- Aim of the task -
Scan the following material for the string "мысли" and copy each line in which it appears.

%%

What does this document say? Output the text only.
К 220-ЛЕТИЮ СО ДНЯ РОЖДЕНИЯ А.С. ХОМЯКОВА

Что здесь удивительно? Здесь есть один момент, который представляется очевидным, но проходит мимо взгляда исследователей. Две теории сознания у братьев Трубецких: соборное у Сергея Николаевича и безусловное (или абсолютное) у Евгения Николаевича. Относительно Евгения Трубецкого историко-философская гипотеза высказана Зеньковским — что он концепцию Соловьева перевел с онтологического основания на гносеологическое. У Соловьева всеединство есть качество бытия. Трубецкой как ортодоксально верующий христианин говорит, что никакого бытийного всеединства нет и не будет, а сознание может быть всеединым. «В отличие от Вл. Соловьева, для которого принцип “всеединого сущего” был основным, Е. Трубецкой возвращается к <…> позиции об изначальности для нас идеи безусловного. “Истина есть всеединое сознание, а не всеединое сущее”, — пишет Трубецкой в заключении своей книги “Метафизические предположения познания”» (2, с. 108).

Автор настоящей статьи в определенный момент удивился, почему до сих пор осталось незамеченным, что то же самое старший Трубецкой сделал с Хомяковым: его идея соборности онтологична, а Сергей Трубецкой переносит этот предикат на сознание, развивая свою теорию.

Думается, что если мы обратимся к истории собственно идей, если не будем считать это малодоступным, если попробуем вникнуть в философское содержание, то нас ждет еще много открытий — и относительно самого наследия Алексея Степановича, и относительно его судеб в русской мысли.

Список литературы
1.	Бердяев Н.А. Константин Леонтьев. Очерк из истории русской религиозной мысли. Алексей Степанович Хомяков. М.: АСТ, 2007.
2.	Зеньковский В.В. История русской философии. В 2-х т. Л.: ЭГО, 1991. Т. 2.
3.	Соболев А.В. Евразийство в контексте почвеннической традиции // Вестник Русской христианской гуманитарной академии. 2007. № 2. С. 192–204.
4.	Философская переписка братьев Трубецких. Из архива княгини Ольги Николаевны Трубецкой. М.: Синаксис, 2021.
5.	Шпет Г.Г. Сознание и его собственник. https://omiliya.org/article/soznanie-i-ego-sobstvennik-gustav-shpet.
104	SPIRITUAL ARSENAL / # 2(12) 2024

%%

- Response to this task -
Думается, что если мы обратимся к истории собственно идей, если не будем считать это малодоступным, если попробуем вникнуть в философское содержание, то нас ждет еще много открытий — и относительно самого наследия Алексея Степановича, и относительно его судеб в русской мысли.
1.	Бердяев Н.А. Константин Леонтьев. Очерк из истории русской религиозной мысли. Алексей Степанович Хомяков. М.: АСТ, 2007.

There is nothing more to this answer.